Stated task: Return all of the entries exactly as written.

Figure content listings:
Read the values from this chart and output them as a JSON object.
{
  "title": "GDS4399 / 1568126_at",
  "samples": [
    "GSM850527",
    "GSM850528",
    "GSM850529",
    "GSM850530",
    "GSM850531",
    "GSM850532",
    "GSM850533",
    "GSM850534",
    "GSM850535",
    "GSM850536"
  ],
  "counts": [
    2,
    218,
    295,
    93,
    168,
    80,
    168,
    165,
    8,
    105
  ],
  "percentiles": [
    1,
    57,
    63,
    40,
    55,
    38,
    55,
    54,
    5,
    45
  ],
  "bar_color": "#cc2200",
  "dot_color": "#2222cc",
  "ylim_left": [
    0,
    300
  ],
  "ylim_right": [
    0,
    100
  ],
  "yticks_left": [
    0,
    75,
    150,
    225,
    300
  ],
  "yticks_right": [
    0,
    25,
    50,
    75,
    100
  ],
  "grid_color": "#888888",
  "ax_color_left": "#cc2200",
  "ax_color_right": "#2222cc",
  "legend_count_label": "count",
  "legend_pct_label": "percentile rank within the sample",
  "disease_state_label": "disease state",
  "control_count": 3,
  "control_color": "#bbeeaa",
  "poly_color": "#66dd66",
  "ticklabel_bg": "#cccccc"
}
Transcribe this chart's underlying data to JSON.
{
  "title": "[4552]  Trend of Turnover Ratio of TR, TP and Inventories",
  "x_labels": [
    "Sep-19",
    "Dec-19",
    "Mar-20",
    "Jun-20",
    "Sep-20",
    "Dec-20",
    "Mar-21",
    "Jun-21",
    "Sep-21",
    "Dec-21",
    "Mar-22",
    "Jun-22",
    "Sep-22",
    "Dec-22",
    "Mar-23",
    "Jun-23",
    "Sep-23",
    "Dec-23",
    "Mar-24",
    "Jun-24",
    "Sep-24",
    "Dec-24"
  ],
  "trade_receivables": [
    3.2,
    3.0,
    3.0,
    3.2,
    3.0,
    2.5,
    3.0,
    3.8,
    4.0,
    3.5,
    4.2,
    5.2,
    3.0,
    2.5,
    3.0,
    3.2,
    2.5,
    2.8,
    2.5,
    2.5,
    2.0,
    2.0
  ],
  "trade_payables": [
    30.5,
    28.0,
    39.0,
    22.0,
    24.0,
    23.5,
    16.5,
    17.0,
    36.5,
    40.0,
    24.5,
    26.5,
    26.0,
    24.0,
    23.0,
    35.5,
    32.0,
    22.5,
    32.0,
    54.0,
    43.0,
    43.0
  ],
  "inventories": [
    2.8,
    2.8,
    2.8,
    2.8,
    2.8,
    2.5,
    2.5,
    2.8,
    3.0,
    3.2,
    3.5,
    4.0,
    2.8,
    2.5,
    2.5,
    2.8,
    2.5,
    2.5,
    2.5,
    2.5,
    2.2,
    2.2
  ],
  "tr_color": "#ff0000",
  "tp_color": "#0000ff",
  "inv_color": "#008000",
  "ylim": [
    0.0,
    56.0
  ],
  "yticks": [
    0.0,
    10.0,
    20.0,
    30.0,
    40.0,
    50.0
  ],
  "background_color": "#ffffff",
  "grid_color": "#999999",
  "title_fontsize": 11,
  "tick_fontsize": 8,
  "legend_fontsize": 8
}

Result of the task:
Read the values from this chart and output them as a JSON object.
{
  "title": "GDS4399 / 1568126_at",
  "samples": [
    "GSM850527",
    "GSM850528",
    "GSM850529",
    "GSM850530",
    "GSM850531",
    "GSM850532",
    "GSM850533",
    "GSM850534",
    "GSM850535",
    "GSM850536"
  ],
  "counts": [
    2,
    218,
    295,
    93,
    168,
    80,
    168,
    165,
    8,
    105
  ],
  "percentiles": [
    1,
    57,
    63,
    40,
    55,
    38,
    55,
    54,
    5,
    45
  ],
  "bar_color": "#cc2200",
  "dot_color": "#2222cc",
  "ylim_left": [
    0,
    300
  ],
  "ylim_right": [
    0,
    100
  ],
  "yticks_left": [
    0,
    75,
    150,
    225,
    300
  ],
  "yticks_right": [
    0,
    25,
    50,
    75,
    100
  ],
  "grid_color": "#888888",
  "ax_color_left": "#cc2200",
  "ax_color_right": "#2222cc",
  "legend_count_label": "count",
  "legend_pct_label": "percentile rank within the sample",
  "disease_state_label": "disease state",
  "control_count": 3,
  "control_color": "#bbeeaa",
  "poly_color": "#66dd66",
  "ticklabel_bg": "#cccccc"
}
Transcribe this chart's underlying data to JSON.
{
  "title": "[4552]  Trend of Turnover Ratio of TR, TP and Inventories",
  "x_labels": [
    "Sep-19",
    "Dec-19",
    "Mar-20",
    "Jun-20",
    "Sep-20",
    "Dec-20",
    "Mar-21",
    "Jun-21",
    "Sep-21",
    "Dec-21",
    "Mar-22",
    "Jun-22",
    "Sep-22",
    "Dec-22",
    "Mar-23",
    "Jun-23",
    "Sep-23",
    "Dec-23",
    "Mar-24",
    "Jun-24",
    "Sep-24",
    "Dec-24"
  ],
  "trade_receivables": [
    3.2,
    3.0,
    3.0,
    3.2,
    3.0,
    2.5,
    3.0,
    3.8,
    4.0,
    3.5,
    4.2,
    5.2,
    3.0,
    2.5,
    3.0,
    3.2,
    2.5,
    2.8,
    2.5,
    2.5,
    2.0,
    2.0
  ],
  "trade_payables": [
    30.5,
    28.0,
    39.0,
    22.0,
    24.0,
    23.5,
    16.5,
    17.0,
    36.5,
    40.0,
    24.5,
    26.5,
    26.0,
    24.0,
    23.0,
    35.5,
    32.0,
    22.5,
    32.0,
    54.0,
    43.0,
    43.0
  ],
  "inventories": [
    2.8,
    2.8,
    2.8,
    2.8,
    2.8,
    2.5,
    2.5,
    2.8,
    3.0,
    3.2,
    3.5,
    4.0,
    2.8,
    2.5,
    2.5,
    2.8,
    2.5,
    2.5,
    2.5,
    2.5,
    2.2,
    2.2
  ],
  "tr_color": "#ff0000",
  "tp_color": "#0000ff",
  "inv_color": "#008000",
  "ylim": [
    0.0,
    56.0
  ],
  "yticks": [
    0.0,
    10.0,
    20.0,
    30.0,
    40.0,
    50.0
  ],
  "background_color": "#ffffff",
  "grid_color": "#999999",
  "title_fontsize": 11,
  "tick_fontsize": 8,
  "legend_fontsize": 8
}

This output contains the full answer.